*布局数据集条目*
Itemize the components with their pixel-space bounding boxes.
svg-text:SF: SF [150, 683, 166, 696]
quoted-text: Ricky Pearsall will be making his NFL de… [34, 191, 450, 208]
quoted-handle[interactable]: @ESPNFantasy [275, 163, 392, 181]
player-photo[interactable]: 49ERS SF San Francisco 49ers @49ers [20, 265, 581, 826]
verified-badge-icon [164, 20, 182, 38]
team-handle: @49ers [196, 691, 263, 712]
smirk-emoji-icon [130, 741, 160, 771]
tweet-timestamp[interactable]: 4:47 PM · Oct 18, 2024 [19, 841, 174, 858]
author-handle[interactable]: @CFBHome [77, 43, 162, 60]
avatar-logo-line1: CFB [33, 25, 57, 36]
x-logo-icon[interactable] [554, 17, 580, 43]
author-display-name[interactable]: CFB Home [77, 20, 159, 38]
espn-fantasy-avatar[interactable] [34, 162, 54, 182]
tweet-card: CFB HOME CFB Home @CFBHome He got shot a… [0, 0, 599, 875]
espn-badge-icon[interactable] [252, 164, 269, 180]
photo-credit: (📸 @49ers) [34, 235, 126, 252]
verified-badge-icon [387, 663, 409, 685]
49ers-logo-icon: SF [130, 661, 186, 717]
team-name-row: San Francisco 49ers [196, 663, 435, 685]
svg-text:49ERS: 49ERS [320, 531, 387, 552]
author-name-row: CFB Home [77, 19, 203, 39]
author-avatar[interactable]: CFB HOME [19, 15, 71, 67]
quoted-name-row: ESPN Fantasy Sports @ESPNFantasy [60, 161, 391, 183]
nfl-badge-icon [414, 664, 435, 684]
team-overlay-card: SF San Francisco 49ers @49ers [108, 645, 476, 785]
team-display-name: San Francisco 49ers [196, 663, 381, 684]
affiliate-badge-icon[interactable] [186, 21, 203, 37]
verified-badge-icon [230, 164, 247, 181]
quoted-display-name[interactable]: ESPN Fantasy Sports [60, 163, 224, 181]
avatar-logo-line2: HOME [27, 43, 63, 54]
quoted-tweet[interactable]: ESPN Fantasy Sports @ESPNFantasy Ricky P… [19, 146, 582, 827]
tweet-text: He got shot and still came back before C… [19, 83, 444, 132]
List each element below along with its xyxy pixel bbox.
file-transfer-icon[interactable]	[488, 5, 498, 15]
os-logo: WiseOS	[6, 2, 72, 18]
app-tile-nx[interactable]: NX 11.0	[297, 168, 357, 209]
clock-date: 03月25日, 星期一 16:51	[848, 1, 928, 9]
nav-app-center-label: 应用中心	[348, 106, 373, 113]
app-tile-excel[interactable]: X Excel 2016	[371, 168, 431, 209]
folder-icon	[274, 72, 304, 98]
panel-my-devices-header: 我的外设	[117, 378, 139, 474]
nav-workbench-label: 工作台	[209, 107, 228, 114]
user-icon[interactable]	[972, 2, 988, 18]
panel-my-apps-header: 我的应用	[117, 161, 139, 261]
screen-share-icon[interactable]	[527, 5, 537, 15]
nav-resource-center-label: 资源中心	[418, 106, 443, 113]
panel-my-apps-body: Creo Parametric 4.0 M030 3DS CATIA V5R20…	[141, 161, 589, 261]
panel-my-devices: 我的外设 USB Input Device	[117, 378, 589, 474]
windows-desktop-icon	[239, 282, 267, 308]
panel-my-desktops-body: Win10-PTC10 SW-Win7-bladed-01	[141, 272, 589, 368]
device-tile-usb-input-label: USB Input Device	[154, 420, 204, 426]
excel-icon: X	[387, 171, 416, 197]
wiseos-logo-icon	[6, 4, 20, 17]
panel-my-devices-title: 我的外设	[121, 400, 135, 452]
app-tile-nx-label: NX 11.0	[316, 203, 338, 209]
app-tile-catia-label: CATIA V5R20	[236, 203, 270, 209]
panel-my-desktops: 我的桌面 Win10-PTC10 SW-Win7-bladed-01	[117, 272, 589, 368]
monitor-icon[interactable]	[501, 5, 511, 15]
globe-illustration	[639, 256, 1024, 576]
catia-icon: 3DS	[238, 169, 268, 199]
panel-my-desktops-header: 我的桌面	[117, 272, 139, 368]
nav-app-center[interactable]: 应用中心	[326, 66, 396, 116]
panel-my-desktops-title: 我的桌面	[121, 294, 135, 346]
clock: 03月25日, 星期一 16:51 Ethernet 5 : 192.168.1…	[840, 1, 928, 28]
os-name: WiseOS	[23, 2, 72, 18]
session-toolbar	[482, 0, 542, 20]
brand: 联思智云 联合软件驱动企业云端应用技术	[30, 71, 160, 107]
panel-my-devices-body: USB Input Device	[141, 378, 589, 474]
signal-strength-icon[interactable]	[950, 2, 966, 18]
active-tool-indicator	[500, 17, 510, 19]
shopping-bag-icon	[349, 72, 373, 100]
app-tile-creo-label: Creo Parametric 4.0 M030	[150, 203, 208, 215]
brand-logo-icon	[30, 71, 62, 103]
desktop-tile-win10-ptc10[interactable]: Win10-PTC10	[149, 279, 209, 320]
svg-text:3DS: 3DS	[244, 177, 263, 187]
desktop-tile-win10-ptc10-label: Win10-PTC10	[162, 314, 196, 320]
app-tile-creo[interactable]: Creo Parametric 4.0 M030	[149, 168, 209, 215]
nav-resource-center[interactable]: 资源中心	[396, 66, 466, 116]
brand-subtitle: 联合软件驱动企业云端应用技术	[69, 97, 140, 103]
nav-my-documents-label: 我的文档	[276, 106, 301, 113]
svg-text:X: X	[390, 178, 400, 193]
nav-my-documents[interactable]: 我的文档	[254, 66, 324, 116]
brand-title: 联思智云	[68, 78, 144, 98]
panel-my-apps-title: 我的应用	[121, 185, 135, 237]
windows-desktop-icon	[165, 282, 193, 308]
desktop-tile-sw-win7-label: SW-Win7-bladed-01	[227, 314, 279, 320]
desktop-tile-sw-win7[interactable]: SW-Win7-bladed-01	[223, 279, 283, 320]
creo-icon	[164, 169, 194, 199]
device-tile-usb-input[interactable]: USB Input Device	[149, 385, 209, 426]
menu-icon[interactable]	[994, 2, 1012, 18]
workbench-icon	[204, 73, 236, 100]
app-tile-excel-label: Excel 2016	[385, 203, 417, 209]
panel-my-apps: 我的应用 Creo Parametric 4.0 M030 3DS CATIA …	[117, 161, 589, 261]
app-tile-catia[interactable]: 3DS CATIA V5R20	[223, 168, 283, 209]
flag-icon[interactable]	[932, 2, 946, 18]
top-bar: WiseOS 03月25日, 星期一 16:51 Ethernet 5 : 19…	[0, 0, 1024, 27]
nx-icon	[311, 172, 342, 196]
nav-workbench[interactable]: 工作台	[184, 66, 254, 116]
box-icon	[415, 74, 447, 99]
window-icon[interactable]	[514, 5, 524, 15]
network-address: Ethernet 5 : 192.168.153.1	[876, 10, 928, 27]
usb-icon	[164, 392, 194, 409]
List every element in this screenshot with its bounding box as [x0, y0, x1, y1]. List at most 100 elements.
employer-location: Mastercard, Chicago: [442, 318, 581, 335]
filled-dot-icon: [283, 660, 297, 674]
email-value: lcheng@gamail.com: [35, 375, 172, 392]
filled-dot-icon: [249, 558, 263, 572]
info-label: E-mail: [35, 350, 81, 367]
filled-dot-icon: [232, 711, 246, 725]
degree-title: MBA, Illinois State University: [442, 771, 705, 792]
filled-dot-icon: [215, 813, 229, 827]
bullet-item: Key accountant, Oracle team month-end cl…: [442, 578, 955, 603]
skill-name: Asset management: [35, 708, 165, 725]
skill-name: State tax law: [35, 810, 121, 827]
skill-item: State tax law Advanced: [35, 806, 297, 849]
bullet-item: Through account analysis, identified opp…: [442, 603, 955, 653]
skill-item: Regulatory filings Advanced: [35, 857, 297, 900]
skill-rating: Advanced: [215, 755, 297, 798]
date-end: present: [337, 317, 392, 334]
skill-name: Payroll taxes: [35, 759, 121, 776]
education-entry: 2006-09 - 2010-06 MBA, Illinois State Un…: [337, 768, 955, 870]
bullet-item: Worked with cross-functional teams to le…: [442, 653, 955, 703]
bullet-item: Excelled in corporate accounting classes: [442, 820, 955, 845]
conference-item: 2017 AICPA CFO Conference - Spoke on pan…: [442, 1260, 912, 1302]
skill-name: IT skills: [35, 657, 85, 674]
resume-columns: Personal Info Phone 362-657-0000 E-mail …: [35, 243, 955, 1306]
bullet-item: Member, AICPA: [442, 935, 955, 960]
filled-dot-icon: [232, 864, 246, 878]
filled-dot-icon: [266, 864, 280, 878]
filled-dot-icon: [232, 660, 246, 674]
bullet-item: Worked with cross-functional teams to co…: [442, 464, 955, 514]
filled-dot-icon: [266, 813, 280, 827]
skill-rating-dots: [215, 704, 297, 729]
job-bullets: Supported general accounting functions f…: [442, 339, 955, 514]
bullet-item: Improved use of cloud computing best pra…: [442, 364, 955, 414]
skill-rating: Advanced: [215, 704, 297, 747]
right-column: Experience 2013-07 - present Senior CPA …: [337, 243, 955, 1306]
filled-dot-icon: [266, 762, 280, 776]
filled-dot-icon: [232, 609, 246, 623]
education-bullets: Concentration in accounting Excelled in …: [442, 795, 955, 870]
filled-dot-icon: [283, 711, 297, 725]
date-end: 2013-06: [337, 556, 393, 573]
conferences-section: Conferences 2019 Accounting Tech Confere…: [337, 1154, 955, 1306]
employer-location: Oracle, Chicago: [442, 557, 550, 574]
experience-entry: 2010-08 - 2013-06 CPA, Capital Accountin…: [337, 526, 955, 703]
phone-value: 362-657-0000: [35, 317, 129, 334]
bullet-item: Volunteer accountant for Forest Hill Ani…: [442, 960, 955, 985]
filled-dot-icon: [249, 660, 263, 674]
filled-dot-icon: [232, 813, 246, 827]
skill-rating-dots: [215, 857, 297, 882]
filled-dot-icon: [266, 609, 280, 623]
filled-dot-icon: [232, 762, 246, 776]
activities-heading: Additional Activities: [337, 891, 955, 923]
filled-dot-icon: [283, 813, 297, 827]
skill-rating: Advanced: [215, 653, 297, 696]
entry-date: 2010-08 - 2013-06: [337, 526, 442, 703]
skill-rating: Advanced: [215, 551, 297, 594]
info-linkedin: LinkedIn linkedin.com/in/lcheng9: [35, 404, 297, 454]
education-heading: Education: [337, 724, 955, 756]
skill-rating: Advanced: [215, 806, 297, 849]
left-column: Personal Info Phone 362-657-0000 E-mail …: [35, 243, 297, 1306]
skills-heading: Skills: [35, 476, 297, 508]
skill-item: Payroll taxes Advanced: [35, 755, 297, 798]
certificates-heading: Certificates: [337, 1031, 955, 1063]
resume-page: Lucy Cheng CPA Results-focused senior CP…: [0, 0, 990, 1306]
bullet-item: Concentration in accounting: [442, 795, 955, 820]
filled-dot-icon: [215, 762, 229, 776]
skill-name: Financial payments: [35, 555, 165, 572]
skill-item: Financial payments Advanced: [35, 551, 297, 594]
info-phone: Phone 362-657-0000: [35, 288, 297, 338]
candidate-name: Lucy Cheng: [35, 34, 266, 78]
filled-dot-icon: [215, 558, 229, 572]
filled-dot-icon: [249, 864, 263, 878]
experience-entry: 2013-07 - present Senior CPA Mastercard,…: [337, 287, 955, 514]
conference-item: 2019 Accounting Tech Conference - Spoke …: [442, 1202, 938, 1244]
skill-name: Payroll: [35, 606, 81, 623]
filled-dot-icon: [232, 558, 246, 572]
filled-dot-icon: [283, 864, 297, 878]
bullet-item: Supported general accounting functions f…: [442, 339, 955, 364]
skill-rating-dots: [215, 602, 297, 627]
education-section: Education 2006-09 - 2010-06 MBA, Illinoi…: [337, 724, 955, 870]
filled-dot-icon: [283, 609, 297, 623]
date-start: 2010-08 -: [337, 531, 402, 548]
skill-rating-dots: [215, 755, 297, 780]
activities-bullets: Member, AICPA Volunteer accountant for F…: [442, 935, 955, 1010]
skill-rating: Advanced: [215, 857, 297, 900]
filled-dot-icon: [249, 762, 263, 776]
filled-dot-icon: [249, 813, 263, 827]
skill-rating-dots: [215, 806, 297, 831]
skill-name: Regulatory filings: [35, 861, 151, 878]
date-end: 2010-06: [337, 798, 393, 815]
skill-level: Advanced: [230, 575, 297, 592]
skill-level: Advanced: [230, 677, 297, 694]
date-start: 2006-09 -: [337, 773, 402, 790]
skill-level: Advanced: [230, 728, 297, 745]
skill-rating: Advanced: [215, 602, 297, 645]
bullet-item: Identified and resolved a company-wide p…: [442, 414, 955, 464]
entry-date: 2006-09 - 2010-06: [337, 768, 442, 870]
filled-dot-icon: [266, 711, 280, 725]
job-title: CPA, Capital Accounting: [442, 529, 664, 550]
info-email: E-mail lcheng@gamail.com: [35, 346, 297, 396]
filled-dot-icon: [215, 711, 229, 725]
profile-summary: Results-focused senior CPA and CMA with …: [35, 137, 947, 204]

*任务要求*
从条目第一行开始，到包含“espn-fantasy-avatar[interactable] [34, 162, 54, 182]”的那一行结束（首尾两行都算），把这些行排成编号列表，空行不要。

*完成的练习*
1. Itemize the components with their pixel-space bounding boxes.
2. svg-text:SF: SF [150, 683, 166, 696]
3. quoted-text: Ricky Pearsall will be making his NFL de… [34, 191, 450, 208]
4. quoted-handle[interactable]: @ESPNFantasy [275, 163, 392, 181]
5. player-photo[interactable]: 49ERS SF San Francisco 49ers @49ers [20, 265, 581, 826]
6. verified-badge-icon [164, 20, 182, 38]
7. team-handle: @49ers [196, 691, 263, 712]
8. smirk-emoji-icon [130, 741, 160, 771]
9. tweet-timestamp[interactable]: 4:47 PM · Oct 18, 2024 [19, 841, 174, 858]
10. author-handle[interactable]: @CFBHome [77, 43, 162, 60]
11. avatar-logo-line1: CFB [33, 25, 57, 36]
12. x-logo-icon[interactable] [554, 17, 580, 43]
13. author-display-name[interactable]: CFB Home [77, 20, 159, 38]
14. espn-fantasy-avatar[interactable] [34, 162, 54, 182]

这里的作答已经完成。